--- start DATA SHOWN ---

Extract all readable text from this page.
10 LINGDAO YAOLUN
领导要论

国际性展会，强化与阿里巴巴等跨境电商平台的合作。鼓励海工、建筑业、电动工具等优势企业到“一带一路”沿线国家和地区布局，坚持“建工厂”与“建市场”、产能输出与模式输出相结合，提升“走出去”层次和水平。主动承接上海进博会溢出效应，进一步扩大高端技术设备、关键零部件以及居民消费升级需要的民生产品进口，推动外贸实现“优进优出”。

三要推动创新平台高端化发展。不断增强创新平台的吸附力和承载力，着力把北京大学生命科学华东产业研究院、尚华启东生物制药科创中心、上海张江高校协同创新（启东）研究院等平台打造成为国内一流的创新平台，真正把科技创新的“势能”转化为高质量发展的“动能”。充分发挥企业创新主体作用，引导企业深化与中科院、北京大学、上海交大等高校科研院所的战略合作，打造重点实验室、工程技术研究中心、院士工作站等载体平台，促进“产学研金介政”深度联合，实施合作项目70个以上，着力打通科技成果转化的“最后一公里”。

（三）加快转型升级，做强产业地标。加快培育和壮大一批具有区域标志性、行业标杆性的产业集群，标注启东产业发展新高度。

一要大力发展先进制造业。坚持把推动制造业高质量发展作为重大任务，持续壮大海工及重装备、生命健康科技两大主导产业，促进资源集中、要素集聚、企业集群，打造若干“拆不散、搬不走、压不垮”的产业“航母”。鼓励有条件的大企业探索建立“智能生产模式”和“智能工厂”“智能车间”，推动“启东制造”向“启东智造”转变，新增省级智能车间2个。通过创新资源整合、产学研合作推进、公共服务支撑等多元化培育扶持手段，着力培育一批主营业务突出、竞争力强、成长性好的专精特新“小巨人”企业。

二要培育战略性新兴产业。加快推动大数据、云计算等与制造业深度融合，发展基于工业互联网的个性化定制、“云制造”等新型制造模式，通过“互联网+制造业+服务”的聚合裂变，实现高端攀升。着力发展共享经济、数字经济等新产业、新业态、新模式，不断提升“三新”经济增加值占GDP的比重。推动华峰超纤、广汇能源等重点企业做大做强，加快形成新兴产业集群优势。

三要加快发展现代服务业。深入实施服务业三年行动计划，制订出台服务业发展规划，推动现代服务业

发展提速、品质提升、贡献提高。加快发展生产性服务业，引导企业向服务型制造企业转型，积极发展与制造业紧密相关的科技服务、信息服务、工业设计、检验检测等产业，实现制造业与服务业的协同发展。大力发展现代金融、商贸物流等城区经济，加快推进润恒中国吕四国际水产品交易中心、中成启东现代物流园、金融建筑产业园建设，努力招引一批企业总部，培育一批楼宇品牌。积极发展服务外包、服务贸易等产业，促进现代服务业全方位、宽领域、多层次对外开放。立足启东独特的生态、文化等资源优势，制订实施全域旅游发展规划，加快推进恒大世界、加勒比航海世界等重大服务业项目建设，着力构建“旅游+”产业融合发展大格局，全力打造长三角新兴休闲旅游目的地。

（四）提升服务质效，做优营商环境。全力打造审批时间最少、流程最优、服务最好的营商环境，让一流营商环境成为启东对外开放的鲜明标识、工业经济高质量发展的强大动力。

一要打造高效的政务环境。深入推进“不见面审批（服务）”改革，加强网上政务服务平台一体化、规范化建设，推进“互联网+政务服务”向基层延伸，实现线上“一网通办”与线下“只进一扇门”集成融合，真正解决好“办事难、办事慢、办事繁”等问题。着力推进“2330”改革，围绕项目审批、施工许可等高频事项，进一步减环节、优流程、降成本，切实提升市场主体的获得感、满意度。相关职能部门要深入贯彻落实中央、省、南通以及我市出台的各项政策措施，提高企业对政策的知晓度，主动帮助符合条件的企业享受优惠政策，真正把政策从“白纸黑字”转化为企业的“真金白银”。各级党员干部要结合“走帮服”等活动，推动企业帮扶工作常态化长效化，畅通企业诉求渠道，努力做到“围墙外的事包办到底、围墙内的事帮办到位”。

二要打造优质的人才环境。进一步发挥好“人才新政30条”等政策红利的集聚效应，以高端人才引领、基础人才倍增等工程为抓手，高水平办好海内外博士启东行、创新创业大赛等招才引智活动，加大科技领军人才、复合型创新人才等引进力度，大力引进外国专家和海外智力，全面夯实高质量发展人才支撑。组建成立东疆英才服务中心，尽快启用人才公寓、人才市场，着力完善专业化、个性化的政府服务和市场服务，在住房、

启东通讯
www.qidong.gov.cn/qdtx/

--- end DATA SHOWN ---

• _WORK REQUIRED_
Nothing may be left out: return each entry exactly as it reads.

• _RIGHT ANSWER_
Extract all readable text from this page.
10 LINGDAO YAOLUN
领导要论

国际性展会，强化与阿里巴巴等跨境电商平台的合作。鼓励海工、建筑业、电动工具等优势企业到“一带一路”沿线国家和地区布局，坚持“建工厂”与“建市场”、产能输出与模式输出相结合，提升“走出去”层次和水平。主动承接上海进博会溢出效应，进一步扩大高端技术设备、关键零部件以及居民消费升级需要的民生产品进口，推动外贸实现“优进优出”。

三要推动创新平台高端化发展。不断增强创新平台的吸附力和承载力，着力把北京大学生命科学华东产业研究院、尚华启东生物制药科创中心、上海张江高校协同创新（启东）研究院等平台打造成为国内一流的创新平台，真正把科技创新的“势能”转化为高质量发展的“动能”。充分发挥企业创新主体作用，引导企业深化与中科院、北京大学、上海交大等高校科研院所的战略合作，打造重点实验室、工程技术研究中心、院士工作站等载体平台，促进“产学研金介政”深度联合，实施合作项目70个以上，着力打通科技成果转化的“最后一公里”。

（三）加快转型升级，做强产业地标。加快培育和壮大一批具有区域标志性、行业标杆性的产业集群，标注启东产业发展新高度。

一要大力发展先进制造业。坚持把推动制造业高质量发展作为重大任务，持续壮大海工及重装备、生命健康科技两大主导产业，促进资源集中、要素集聚、企业集群，打造若干“拆不散、搬不走、压不垮”的产业“航母”。鼓励有条件的大企业探索建立“智能生产模式”和“智能工厂”“智能车间”，推动“启东制造”向“启东智造”转变，新增省级智能车间2个。通过创新资源整合、产学研合作推进、公共服务支撑等多元化培育扶持手段，着力培育一批主营业务突出、竞争力强、成长性好的专精特新“小巨人”企业。

二要培育战略性新兴产业。加快推动大数据、云计算等与制造业深度融合，发展基于工业互联网的个性化定制、“云制造”等新型制造模式，通过“互联网+制造业+服务”的聚合裂变，实现高端攀升。着力发展共享经济、数字经济等新产业、新业态、新模式，不断提升“三新”经济增加值占GDP的比重。推动华峰超纤、广汇能源等重点企业做大做强，加快形成新兴产业集群优势。

三要加快发展现代服务业。深入实施服务业三年行动计划，制订出台服务业发展规划，推动现代服务业

发展提速、品质提升、贡献提高。加快发展生产性服务业，引导企业向服务型制造企业转型，积极发展与制造业紧密相关的科技服务、信息服务、工业设计、检验检测等产业，实现制造业与服务业的协同发展。大力发展现代金融、商贸物流等城区经济，加快推进润恒中国吕四国际水产品交易中心、中成启东现代物流园、金融建筑产业园建设，努力招引一批企业总部，培育一批楼宇品牌。积极发展服务外包、服务贸易等产业，促进现代服务业全方位、宽领域、多层次对外开放。立足启东独特的生态、文化等资源优势，制订实施全域旅游发展规划，加快推进恒大世界、加勒比航海世界等重大服务业项目建设，着力构建“旅游+”产业融合发展大格局，全力打造长三角新兴休闲旅游目的地。

（四）提升服务质效，做优营商环境。全力打造审批时间最少、流程最优、服务最好的营商环境，让一流营商环境成为启东对外开放的鲜明标识、工业经济高质量发展的强大动力。

一要打造高效的政务环境。深入推进“不见面审批（服务）”改革，加强网上政务服务平台一体化、规范化建设，推进“互联网+政务服务”向基层延伸，实现线上“一网通办”与线下“只进一扇门”集成融合，真正解决好“办事难、办事慢、办事繁”等问题。着力推进“2330”改革，围绕项目审批、施工许可等高频事项，进一步减环节、优流程、降成本，切实提升市场主体的获得感、满意度。相关职能部门要深入贯彻落实中央、省、南通以及我市出台的各项政策措施，提高企业对政策的知晓度，主动帮助符合条件的企业享受优惠政策，真正把政策从“白纸黑字”转化为企业的“真金白银”。各级党员干部要结合“走帮服”等活动，推动企业帮扶工作常态化长效化，畅通企业诉求渠道，努力做到“围墙外的事包办到底、围墙内的事帮办到位”。

二要打造优质的人才环境。进一步发挥好“人才新政30条”等政策红利的集聚效应，以高端人才引领、基础人才倍增等工程为抓手，高水平办好海内外博士启东行、创新创业大赛等招才引智活动，加大科技领军人才、复合型创新人才等引进力度，大力引进外国专家和海外智力，全面夯实高质量发展人才支撑。组建成立东疆英才服务中心，尽快启用人才公寓、人才市场，着力完善专业化、个性化的政府服务和市场服务，在住房、

启东通讯
www.qidong.gov.cn/qdtx/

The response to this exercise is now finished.